* _WHAT THE TASK REQUIRES_:
Report every line in the listing that contains the string "crat".

* _DATA PROVIDED_:
※

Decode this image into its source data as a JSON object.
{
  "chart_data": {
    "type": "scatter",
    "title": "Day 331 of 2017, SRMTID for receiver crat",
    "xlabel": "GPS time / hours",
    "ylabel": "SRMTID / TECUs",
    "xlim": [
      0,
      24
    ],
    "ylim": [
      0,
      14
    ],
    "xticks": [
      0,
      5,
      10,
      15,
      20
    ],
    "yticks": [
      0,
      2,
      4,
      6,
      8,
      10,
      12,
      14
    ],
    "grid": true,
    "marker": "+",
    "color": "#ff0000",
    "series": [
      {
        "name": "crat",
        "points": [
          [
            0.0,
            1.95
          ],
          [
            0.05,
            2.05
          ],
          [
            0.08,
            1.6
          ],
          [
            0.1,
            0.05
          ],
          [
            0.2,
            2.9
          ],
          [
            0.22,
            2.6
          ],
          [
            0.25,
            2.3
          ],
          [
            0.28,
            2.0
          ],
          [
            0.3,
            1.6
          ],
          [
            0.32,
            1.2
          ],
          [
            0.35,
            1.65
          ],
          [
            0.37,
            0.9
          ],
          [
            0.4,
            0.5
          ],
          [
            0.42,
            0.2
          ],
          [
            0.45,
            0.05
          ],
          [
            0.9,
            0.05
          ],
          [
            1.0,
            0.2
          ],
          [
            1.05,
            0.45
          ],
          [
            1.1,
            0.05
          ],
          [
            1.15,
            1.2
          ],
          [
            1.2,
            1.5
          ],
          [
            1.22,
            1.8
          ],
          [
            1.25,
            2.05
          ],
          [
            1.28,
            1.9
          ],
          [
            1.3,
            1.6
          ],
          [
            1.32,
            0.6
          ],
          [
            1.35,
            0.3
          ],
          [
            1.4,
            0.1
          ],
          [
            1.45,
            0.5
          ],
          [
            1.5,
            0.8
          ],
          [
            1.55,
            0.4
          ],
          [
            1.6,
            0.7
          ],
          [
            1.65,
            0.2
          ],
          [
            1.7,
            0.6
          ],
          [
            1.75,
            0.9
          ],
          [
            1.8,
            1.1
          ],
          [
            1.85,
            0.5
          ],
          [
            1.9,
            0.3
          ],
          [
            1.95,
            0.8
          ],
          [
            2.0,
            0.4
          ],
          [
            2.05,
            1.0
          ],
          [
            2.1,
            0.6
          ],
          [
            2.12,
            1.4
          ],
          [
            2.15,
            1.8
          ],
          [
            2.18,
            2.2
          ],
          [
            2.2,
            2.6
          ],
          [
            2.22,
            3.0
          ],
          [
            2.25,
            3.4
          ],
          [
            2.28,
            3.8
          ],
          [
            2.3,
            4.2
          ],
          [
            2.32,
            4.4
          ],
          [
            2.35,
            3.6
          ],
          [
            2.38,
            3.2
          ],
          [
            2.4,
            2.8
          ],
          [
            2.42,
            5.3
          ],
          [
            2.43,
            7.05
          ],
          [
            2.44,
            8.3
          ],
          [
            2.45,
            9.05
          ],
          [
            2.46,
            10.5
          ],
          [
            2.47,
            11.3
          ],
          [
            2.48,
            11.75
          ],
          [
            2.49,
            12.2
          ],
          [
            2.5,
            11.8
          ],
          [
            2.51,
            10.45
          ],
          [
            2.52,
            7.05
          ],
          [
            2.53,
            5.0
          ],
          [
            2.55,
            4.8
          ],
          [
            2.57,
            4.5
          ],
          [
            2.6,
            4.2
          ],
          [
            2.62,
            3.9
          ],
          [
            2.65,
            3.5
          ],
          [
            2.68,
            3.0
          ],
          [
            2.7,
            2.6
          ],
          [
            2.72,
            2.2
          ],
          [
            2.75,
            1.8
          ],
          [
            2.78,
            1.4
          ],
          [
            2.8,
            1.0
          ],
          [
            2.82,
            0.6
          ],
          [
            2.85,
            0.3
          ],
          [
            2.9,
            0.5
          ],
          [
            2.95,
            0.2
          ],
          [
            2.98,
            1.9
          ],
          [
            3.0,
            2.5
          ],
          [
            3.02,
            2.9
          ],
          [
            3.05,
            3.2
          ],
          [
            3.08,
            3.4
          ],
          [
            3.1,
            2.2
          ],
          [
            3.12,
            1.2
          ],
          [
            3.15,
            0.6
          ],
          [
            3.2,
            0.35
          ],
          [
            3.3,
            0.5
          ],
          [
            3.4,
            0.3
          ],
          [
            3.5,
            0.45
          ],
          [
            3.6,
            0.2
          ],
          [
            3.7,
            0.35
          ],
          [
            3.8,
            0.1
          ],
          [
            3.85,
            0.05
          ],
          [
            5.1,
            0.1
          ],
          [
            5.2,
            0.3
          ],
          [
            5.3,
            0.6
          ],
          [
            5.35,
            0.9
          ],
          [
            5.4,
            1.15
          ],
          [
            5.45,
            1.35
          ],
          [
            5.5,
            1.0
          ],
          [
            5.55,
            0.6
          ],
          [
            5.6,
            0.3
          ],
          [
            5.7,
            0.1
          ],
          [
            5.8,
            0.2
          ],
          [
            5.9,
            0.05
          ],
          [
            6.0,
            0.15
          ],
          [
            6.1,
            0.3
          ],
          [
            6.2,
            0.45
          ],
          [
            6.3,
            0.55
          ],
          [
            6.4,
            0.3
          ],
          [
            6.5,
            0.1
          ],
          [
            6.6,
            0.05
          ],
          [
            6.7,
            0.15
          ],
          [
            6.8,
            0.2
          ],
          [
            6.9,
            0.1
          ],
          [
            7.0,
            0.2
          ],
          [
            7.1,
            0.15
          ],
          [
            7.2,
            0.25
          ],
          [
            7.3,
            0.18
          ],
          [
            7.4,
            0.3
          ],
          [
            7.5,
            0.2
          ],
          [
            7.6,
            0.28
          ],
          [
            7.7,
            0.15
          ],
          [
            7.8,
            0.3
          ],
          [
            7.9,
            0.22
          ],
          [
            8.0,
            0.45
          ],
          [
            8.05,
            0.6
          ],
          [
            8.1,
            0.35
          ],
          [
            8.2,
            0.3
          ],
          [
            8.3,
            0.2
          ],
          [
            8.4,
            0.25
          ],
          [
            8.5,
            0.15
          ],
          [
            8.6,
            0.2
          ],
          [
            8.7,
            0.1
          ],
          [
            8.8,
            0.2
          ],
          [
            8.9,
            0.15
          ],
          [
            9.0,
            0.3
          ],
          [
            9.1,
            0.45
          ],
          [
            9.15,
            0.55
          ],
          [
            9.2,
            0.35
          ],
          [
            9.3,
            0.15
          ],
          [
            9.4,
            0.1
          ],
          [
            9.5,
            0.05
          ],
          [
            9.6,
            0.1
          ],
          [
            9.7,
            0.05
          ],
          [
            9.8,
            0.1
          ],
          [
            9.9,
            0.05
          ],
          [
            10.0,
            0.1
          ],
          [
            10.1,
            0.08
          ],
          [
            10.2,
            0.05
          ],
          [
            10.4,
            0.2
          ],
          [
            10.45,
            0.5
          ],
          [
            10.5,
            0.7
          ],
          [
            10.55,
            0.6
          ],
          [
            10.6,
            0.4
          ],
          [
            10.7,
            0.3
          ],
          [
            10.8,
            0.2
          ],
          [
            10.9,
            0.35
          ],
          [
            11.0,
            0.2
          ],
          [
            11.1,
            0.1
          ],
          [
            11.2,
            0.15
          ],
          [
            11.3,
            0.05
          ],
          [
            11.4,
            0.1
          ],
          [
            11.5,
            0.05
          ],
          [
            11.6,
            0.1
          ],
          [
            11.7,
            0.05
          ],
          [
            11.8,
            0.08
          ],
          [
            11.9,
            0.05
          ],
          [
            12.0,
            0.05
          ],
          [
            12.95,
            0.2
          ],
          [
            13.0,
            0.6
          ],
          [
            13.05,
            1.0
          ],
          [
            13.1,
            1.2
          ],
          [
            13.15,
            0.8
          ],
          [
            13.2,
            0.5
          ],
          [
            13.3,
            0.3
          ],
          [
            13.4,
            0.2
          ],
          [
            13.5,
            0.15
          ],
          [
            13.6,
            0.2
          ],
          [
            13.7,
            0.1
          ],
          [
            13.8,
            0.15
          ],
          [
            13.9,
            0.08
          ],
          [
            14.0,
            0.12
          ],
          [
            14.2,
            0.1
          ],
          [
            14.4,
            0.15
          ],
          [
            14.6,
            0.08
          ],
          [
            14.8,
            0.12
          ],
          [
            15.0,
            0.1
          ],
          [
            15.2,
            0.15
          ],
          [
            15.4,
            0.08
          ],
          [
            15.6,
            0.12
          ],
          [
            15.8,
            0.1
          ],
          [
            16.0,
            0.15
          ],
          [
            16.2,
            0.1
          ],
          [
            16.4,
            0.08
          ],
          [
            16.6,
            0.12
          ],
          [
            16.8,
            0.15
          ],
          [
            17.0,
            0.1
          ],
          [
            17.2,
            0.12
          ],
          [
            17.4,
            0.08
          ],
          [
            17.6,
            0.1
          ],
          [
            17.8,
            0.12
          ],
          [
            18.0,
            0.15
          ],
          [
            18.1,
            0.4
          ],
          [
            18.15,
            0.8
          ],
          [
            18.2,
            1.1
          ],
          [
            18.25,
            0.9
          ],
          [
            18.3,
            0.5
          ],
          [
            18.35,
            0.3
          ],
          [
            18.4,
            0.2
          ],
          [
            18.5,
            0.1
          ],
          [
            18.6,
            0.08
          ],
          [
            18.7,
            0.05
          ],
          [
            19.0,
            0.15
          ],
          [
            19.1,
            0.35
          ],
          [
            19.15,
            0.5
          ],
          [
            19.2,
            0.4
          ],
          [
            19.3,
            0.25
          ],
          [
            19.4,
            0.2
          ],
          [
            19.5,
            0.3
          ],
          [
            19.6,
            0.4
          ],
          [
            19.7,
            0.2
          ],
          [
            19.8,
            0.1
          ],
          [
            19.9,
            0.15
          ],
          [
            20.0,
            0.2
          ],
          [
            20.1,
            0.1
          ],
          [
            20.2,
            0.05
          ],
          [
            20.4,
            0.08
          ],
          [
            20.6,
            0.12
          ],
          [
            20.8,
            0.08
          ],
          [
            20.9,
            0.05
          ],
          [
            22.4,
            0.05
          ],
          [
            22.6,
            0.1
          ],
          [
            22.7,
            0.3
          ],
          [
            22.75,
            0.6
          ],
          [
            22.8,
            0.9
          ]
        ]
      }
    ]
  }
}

※

* _RESPONSE FOR THIS EXERCISE_:
    "title": "Day 331 of 2017, SRMTID for receiver crat",
        "name": "crat",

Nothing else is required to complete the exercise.